» Task description:
Each line containing the word "linear" must be collected.

» Listed entries:
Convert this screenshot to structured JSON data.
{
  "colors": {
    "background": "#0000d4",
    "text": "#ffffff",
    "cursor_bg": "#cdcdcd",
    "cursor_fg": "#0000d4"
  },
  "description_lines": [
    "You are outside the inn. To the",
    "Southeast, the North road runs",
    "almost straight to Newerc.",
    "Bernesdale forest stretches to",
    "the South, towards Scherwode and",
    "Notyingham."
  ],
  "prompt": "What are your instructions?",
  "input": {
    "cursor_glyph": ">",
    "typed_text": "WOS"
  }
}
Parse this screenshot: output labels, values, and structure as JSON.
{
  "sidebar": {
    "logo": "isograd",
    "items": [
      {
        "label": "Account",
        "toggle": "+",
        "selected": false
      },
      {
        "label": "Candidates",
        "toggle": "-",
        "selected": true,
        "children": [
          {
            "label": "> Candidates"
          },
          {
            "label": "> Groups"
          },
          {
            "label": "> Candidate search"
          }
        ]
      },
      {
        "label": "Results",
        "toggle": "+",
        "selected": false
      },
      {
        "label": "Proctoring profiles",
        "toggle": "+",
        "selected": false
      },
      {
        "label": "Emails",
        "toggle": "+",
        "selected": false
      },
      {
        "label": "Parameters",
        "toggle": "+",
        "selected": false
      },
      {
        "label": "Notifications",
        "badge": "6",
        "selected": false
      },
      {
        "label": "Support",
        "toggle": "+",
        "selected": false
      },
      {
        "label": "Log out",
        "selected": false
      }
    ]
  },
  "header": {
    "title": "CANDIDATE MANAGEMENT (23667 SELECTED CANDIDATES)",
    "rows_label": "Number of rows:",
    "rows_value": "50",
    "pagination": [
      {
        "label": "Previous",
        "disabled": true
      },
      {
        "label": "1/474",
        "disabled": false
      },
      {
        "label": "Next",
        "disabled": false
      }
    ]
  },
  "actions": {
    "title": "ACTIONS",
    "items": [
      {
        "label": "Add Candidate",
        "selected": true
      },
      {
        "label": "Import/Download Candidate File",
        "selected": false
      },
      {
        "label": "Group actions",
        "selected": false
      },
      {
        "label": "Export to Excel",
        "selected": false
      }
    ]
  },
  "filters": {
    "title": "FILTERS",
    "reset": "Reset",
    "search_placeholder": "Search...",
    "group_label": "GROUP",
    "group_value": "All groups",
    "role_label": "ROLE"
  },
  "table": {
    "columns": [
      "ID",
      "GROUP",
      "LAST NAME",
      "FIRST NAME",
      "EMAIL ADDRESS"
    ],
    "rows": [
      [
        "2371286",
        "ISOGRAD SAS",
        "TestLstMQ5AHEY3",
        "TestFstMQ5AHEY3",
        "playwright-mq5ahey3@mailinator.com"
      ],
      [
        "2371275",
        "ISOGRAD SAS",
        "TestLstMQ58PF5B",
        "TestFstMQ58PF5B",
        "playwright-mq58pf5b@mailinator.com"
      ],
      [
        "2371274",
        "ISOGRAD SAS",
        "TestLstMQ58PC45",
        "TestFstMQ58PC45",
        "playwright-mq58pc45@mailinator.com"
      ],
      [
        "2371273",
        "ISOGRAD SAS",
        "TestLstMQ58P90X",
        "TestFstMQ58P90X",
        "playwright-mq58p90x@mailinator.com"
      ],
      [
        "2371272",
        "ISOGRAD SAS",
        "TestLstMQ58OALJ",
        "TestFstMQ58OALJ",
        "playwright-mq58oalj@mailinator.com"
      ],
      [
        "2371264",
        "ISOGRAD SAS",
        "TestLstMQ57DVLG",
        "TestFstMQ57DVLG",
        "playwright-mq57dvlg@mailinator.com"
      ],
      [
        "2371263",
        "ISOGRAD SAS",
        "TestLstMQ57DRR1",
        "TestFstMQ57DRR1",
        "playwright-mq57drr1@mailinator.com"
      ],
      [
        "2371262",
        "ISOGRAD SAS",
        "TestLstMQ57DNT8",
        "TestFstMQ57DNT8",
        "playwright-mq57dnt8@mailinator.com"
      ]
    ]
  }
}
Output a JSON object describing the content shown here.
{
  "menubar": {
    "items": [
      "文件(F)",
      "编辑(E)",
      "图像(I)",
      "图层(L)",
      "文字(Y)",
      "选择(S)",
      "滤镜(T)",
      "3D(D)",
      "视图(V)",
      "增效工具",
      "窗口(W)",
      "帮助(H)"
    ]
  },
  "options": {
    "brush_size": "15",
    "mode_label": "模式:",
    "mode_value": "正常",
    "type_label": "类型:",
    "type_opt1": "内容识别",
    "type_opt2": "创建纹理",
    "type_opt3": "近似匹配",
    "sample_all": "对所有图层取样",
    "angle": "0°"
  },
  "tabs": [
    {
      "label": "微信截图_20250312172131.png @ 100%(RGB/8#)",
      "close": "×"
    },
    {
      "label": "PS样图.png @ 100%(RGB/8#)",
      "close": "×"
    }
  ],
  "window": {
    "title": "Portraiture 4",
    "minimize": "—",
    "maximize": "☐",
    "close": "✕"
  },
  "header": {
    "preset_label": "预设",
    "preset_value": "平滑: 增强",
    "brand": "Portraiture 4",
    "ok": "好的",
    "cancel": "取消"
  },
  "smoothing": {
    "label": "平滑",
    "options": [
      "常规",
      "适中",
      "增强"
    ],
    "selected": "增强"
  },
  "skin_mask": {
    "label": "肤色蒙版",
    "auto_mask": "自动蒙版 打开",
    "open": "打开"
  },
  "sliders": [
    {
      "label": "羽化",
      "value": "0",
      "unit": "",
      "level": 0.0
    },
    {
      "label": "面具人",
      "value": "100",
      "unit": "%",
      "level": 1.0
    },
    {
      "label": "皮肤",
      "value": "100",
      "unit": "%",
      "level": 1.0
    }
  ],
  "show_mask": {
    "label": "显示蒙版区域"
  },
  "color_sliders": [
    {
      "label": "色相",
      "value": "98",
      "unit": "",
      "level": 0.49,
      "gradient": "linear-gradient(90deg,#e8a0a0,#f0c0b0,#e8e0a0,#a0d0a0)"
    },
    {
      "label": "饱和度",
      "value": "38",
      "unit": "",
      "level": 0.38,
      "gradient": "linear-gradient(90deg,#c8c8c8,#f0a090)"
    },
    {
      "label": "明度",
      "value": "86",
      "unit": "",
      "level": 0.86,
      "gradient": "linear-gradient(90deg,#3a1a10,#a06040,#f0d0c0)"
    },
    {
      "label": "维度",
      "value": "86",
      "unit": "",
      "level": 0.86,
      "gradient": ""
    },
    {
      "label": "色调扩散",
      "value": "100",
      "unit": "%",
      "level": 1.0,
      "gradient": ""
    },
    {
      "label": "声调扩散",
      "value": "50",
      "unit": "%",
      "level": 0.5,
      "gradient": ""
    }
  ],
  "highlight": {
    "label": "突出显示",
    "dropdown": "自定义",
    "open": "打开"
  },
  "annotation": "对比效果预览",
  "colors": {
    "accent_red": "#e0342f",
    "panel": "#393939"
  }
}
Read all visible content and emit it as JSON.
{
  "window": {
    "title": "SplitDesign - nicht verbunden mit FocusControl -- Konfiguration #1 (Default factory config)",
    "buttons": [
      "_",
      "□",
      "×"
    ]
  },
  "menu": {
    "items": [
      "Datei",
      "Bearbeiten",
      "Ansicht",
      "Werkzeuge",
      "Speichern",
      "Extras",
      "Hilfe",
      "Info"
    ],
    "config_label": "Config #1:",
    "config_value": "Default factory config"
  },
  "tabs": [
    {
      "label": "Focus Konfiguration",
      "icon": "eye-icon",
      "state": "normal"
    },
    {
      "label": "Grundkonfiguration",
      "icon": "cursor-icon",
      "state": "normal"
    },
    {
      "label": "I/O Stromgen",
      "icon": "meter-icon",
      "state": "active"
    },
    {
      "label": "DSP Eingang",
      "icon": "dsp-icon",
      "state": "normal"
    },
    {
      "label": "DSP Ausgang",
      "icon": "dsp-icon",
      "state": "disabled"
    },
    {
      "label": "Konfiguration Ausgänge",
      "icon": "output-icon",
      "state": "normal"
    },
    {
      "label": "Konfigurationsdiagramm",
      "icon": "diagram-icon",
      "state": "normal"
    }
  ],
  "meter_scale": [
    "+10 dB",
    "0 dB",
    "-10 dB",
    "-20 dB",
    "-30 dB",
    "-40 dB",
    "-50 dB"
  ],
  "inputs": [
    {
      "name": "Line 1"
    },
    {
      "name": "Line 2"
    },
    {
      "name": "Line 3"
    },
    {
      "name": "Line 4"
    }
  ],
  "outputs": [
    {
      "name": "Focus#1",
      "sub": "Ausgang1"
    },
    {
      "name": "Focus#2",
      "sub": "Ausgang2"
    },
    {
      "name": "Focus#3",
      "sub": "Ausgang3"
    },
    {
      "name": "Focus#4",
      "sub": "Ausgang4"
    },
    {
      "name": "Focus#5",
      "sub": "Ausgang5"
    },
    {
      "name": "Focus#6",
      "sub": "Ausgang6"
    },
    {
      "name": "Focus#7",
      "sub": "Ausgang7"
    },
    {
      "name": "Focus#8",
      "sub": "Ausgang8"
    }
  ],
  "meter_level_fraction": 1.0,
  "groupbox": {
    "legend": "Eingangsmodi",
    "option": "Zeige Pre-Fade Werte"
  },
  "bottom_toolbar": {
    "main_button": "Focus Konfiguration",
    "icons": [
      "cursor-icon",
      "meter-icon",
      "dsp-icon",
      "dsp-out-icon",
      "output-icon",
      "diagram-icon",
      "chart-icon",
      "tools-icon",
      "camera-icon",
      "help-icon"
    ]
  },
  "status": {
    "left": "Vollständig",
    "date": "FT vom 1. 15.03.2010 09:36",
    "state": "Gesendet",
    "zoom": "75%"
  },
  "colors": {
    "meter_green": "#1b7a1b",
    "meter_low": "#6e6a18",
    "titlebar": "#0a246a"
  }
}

» Full response:
      "gradient": "linear-gradient(90deg,#e8a0a0,#f0c0b0,#e8e0a0,#a0d0a0)"
      "gradient": "linear-gradient(90deg,#c8c8c8,#f0a090)"
      "gradient": "linear-gradient(90deg,#3a1a10,#a06040,#f0d0c0)"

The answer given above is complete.